[start of Input records]

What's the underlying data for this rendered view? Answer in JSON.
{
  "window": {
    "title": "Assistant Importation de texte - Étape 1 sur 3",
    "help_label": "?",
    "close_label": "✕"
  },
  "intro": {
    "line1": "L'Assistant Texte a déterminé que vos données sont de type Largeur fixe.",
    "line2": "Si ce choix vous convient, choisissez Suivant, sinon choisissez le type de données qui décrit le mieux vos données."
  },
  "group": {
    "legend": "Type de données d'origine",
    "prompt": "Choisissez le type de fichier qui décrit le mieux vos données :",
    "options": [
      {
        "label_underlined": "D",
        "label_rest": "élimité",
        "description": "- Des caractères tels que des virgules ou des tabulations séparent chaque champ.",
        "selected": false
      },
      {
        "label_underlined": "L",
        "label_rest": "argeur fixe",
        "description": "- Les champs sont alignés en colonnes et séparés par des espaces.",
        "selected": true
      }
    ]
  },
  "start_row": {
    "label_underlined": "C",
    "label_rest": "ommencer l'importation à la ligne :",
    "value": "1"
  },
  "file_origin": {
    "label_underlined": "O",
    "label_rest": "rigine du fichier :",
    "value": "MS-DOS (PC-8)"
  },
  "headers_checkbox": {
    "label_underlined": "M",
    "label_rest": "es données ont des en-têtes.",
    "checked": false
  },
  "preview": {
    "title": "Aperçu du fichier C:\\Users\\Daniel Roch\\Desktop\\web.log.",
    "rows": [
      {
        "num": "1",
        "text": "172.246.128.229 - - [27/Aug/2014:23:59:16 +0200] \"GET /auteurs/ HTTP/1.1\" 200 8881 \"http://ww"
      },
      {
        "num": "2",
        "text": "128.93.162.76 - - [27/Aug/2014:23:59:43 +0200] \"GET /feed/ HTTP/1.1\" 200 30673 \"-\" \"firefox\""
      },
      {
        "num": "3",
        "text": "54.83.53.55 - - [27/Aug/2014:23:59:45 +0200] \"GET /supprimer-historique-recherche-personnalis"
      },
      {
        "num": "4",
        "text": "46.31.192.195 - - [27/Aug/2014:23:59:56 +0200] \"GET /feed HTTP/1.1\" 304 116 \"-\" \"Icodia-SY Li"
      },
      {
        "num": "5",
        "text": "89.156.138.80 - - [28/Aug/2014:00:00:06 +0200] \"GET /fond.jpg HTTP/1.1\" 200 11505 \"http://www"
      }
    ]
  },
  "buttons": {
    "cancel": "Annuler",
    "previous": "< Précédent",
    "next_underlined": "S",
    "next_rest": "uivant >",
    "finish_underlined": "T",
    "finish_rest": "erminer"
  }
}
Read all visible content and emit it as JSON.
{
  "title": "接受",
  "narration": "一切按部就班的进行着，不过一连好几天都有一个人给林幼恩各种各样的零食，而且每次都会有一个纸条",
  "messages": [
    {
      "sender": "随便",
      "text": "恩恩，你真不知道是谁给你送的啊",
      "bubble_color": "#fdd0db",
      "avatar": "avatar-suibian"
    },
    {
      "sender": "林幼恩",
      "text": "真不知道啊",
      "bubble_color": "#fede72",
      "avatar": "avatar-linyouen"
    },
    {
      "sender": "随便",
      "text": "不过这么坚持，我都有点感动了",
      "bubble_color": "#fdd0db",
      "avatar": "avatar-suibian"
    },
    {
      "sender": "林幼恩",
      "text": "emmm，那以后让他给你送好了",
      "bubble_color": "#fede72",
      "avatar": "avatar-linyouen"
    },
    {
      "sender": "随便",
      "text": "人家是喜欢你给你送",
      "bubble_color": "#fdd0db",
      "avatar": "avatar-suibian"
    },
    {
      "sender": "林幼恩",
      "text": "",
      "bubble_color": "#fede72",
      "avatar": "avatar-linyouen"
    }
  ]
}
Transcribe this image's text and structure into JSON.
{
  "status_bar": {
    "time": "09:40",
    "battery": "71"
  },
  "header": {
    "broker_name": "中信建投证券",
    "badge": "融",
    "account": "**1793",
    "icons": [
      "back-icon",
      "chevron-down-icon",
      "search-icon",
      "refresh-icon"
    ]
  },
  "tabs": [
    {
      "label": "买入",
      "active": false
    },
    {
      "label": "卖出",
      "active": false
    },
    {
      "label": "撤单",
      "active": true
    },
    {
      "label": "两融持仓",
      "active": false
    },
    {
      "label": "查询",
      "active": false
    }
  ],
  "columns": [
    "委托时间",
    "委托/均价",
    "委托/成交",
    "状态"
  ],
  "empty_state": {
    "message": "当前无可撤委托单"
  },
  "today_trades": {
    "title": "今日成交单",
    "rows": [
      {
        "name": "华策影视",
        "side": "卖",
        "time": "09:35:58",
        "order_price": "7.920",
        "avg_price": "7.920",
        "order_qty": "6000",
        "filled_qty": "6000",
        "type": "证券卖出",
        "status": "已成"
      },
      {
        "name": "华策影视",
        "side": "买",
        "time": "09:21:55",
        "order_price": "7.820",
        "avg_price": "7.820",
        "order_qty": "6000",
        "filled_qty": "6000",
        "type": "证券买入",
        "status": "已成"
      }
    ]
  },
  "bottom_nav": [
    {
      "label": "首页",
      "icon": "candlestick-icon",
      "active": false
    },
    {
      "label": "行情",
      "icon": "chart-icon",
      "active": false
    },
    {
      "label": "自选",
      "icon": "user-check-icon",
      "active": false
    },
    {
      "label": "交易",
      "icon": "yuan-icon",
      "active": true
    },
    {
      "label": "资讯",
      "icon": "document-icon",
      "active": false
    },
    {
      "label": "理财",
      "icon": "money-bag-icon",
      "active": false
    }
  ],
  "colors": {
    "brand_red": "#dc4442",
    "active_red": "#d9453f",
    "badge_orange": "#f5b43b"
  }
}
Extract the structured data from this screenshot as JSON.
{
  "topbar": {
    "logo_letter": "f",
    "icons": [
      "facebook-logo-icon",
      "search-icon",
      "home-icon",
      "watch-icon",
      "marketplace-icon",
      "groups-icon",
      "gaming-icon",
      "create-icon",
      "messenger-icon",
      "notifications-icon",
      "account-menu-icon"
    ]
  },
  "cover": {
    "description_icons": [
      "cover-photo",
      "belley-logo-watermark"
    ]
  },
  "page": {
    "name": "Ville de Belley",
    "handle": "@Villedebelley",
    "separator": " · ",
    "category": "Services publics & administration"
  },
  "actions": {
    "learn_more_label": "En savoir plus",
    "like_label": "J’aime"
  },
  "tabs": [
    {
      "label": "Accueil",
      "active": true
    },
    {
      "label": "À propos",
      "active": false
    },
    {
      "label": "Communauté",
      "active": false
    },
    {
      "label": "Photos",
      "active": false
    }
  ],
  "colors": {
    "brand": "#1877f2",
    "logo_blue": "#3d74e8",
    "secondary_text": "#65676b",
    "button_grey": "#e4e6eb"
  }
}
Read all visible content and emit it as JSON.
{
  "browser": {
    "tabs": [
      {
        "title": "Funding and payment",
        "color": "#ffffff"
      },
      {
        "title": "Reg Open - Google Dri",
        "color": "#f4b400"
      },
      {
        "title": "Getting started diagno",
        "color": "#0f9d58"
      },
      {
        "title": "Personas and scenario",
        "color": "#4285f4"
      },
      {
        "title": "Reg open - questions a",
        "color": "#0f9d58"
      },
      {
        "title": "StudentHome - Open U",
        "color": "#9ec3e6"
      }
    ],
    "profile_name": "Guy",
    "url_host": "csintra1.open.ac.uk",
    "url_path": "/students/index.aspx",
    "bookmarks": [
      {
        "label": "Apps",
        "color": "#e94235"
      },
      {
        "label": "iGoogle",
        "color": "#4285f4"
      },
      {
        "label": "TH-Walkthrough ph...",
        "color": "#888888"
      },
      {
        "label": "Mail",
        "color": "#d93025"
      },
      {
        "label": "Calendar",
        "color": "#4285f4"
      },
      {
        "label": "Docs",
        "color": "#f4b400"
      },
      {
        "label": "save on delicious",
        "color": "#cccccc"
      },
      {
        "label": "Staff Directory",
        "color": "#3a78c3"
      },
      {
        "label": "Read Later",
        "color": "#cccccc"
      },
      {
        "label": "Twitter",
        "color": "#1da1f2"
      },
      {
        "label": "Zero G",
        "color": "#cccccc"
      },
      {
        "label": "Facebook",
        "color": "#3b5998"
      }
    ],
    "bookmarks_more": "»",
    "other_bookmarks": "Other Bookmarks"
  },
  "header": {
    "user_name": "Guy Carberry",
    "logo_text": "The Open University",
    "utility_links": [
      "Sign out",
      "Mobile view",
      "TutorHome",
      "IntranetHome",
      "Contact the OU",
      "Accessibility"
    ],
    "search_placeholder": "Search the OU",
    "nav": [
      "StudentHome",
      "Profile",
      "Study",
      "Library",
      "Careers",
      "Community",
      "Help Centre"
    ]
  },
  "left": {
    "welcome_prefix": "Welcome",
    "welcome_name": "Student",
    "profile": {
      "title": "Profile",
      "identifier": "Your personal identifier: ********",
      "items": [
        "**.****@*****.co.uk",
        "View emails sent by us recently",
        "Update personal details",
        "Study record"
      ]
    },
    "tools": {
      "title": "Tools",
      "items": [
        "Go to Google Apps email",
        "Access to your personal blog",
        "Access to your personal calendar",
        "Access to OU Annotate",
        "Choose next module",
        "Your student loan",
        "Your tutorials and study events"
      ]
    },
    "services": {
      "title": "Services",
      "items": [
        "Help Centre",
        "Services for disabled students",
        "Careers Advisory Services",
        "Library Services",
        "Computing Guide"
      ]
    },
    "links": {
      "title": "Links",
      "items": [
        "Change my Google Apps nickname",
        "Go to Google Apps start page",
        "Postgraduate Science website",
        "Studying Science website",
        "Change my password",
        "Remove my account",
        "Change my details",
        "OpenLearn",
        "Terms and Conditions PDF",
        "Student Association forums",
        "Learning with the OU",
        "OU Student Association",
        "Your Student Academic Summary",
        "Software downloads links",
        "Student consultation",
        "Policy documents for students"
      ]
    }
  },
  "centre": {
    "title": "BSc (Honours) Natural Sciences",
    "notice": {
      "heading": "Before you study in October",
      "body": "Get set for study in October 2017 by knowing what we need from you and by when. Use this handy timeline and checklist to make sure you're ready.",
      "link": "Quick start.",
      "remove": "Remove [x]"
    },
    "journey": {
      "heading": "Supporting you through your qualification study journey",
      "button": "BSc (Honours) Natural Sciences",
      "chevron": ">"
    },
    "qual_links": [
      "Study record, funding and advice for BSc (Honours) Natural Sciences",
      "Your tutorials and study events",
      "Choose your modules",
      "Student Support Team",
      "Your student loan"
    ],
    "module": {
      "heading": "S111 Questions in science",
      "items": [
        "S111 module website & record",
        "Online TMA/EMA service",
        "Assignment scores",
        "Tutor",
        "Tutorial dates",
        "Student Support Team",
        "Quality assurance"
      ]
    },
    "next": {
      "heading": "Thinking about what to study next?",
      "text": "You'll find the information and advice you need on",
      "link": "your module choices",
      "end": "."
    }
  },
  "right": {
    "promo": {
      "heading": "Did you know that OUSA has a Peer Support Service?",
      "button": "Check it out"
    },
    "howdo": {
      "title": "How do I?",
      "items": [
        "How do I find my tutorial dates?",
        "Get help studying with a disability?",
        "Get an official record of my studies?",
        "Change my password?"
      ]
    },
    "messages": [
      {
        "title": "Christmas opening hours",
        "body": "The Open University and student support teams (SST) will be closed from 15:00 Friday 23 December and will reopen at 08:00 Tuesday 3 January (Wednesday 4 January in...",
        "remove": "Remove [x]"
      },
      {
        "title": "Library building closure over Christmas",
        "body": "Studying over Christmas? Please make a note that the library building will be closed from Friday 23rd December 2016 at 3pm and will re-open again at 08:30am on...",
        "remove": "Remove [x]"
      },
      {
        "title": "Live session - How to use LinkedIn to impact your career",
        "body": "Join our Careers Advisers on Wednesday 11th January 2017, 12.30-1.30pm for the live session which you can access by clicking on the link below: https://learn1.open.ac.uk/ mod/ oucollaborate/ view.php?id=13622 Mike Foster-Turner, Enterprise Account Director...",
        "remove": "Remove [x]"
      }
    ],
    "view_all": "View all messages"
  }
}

[end of Input records]

* Required task
Go through the listing above line by line and say how many lines hold the word "personal". Reply with that number only.

* Response
4